#### WHAT IS REQUIRED
Whenever a line in the records below holds the string "label", copy it out.

#### RECORDS FOR THIS TASK
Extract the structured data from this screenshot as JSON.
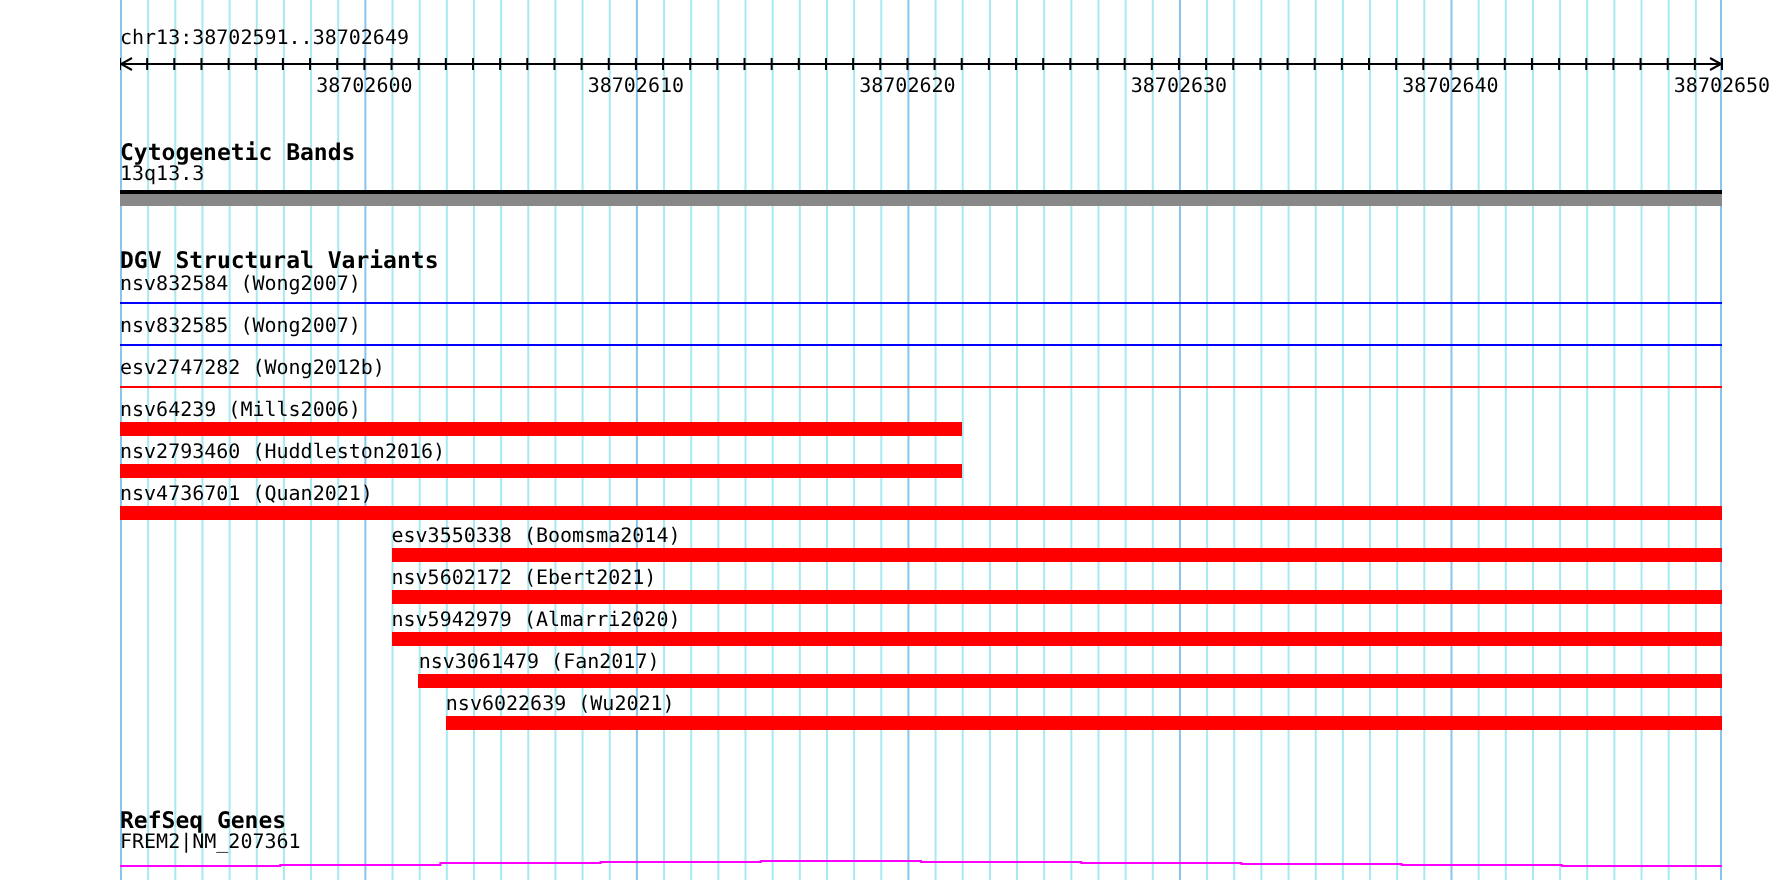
{
  "ruler": {
    "location": "chr13:38702591..38702649",
    "ticks": [
      "38702600",
      "38702610",
      "38702620",
      "38702630",
      "38702640",
      "38702650"
    ]
  },
  "cytogenetic_bands": {
    "title": "Cytogenetic Bands",
    "band": "13q13.3"
  },
  "dgv_structural_variants": {
    "title": "DGV Structural Variants",
    "features": [
      {
        "label": "nsv832584 (Wong2007)",
        "kind": "line",
        "color": "#0000ff"
      },
      {
        "label": "nsv832585 (Wong2007)",
        "kind": "line",
        "color": "#0000ff"
      },
      {
        "label": "esv2747282 (Wong2012b)",
        "kind": "line",
        "color": "#ff0000"
      },
      {
        "label": "nsv64239 (Mills2006)",
        "kind": "bar",
        "color": "#ff0000"
      },
      {
        "label": "nsv2793460 (Huddleston2016)",
        "kind": "bar",
        "color": "#ff0000"
      },
      {
        "label": "nsv4736701 (Quan2021)",
        "kind": "bar",
        "color": "#ff0000"
      },
      {
        "label": "esv3550338 (Boomsma2014)",
        "kind": "bar",
        "color": "#ff0000"
      },
      {
        "label": "nsv5602172 (Ebert2021)",
        "kind": "bar",
        "color": "#ff0000"
      },
      {
        "label": "nsv5942979 (Almarri2020)",
        "kind": "bar",
        "color": "#ff0000"
      },
      {
        "label": "nsv3061479 (Fan2017)",
        "kind": "bar",
        "color": "#ff0000"
      },
      {
        "label": "nsv6022639 (Wu2021)",
        "kind": "bar",
        "color": "#ff0000"
      }
    ]
  },
  "refseq_genes": {
    "title": "RefSeq Genes",
    "genes": [
      {
        "label": "FREM2|NM_207361"
      }
    ]
  }
}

#### RESPONSE BOX
        "label": "nsv832584 (Wong2007)",
        "label": "nsv832585 (Wong2007)",
        "label": "esv2747282 (Wong2012b)",
        "label": "nsv64239 (Mills2006)",
        "label": "nsv2793460 (Huddleston2016)",
        "label": "nsv4736701 (Quan2021)",
        "label": "esv3550338 (Boomsma2014)",
        "label": "nsv5602172 (Ebert2021)",
        "label": "nsv5942979 (Almarri2020)",
        "label": "nsv3061479 (Fan2017)",
        "label": "nsv6022639 (Wu2021)",
        "label": "FREM2|NM_207361"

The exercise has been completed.